◆ Your goal: Your task is to repeat all of the data exactly while excluding the pictures.

___ Dataset records ___

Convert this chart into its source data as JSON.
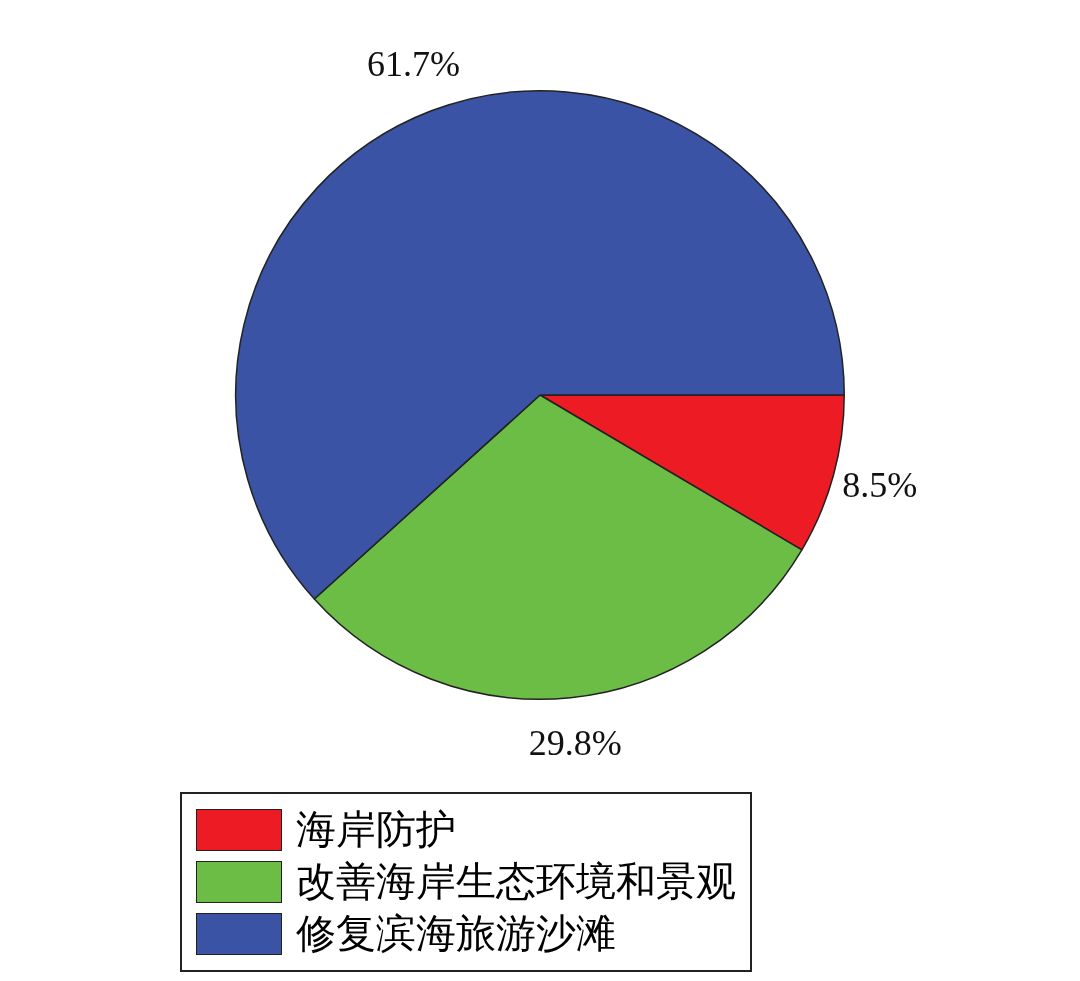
{
  "chart_data": {
    "type": "pie",
    "categories": [
      "海岸防护",
      "改善海岸生态环境和景观",
      "修复滨海旅游沙滩"
    ],
    "values": [
      8.5,
      29.8,
      61.7
    ],
    "value_labels": [
      "8.5%",
      "29.8%",
      "61.7%"
    ],
    "colors": [
      "#ed1c24",
      "#6cbd45",
      "#3a53a4"
    ],
    "legend": "bottom"
  }
}
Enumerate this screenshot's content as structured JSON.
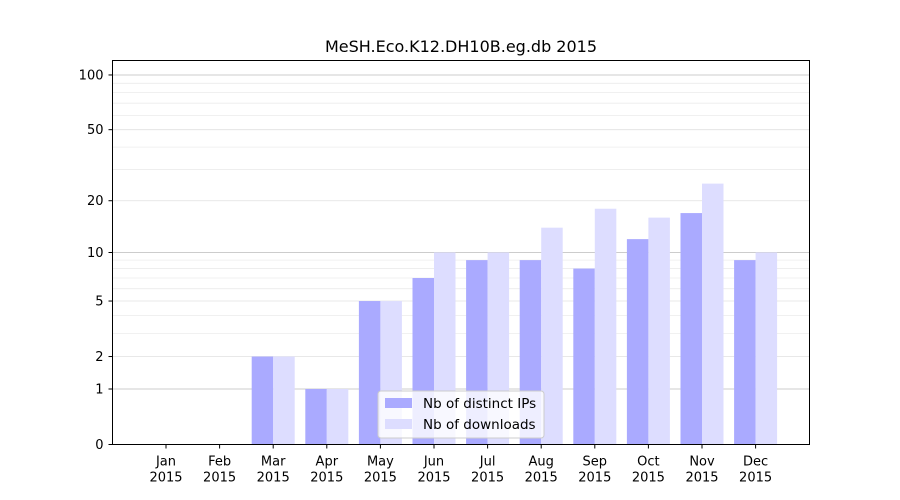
{
  "chart_data": {
    "type": "bar",
    "title": "MeSH.Eco.K12.DH10B.eg.db 2015",
    "xlabel": "",
    "ylabel": "",
    "yscale": "symlog",
    "ylim": [
      0,
      120
    ],
    "yticks": [
      0,
      1,
      2,
      5,
      10,
      20,
      50,
      100
    ],
    "ytick_labels": [
      "0",
      "1",
      "2",
      "5",
      "10",
      "20",
      "50",
      "100"
    ],
    "grid": "horizontal",
    "legend_position": "bottom-center",
    "categories": [
      [
        "Jan",
        "2015"
      ],
      [
        "Feb",
        "2015"
      ],
      [
        "Mar",
        "2015"
      ],
      [
        "Apr",
        "2015"
      ],
      [
        "May",
        "2015"
      ],
      [
        "Jun",
        "2015"
      ],
      [
        "Jul",
        "2015"
      ],
      [
        "Aug",
        "2015"
      ],
      [
        "Sep",
        "2015"
      ],
      [
        "Oct",
        "2015"
      ],
      [
        "Nov",
        "2015"
      ],
      [
        "Dec",
        "2015"
      ]
    ],
    "series": [
      {
        "name": "Nb of distinct IPs",
        "color": "#aaaaff",
        "values": [
          0,
          0,
          2,
          1,
          5,
          7,
          9,
          9,
          8,
          12,
          17,
          9
        ]
      },
      {
        "name": "Nb of downloads",
        "color": "#ddddff",
        "values": [
          0,
          0,
          2,
          1,
          5,
          10,
          10,
          14,
          18,
          16,
          25,
          10
        ]
      }
    ]
  }
}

___

◆ Task result:
Convert this chart into its source data as JSON.
{
  "chart_data": {
    "type": "pie",
    "categories": [
      "海岸防护",
      "改善海岸生态环境和景观",
      "修复滨海旅游沙滩"
    ],
    "values": [
      8.5,
      29.8,
      61.7
    ],
    "value_labels": [
      "8.5%",
      "29.8%",
      "61.7%"
    ],
    "colors": [
      "#ed1c24",
      "#6cbd45",
      "#3a53a4"
    ],
    "legend": "bottom"
  }
}
Enumerate this screenshot's content as structured JSON.
{
  "chart_data": {
    "type": "bar",
    "title": "MeSH.Eco.K12.DH10B.eg.db 2015",
    "xlabel": "",
    "ylabel": "",
    "yscale": "symlog",
    "ylim": [
      0,
      120
    ],
    "yticks": [
      0,
      1,
      2,
      5,
      10,
      20,
      50,
      100
    ],
    "ytick_labels": [
      "0",
      "1",
      "2",
      "5",
      "10",
      "20",
      "50",
      "100"
    ],
    "grid": "horizontal",
    "legend_position": "bottom-center",
    "categories": [
      [
        "Jan",
        "2015"
      ],
      [
        "Feb",
        "2015"
      ],
      [
        "Mar",
        "2015"
      ],
      [
        "Apr",
        "2015"
      ],
      [
        "May",
        "2015"
      ],
      [
        "Jun",
        "2015"
      ],
      [
        "Jul",
        "2015"
      ],
      [
        "Aug",
        "2015"
      ],
      [
        "Sep",
        "2015"
      ],
      [
        "Oct",
        "2015"
      ],
      [
        "Nov",
        "2015"
      ],
      [
        "Dec",
        "2015"
      ]
    ],
    "series": [
      {
        "name": "Nb of distinct IPs",
        "color": "#aaaaff",
        "values": [
          0,
          0,
          2,
          1,
          5,
          7,
          9,
          9,
          8,
          12,
          17,
          9
        ]
      },
      {
        "name": "Nb of downloads",
        "color": "#ddddff",
        "values": [
          0,
          0,
          2,
          1,
          5,
          10,
          10,
          14,
          18,
          16,
          25,
          10
        ]
      }
    ]
  }
}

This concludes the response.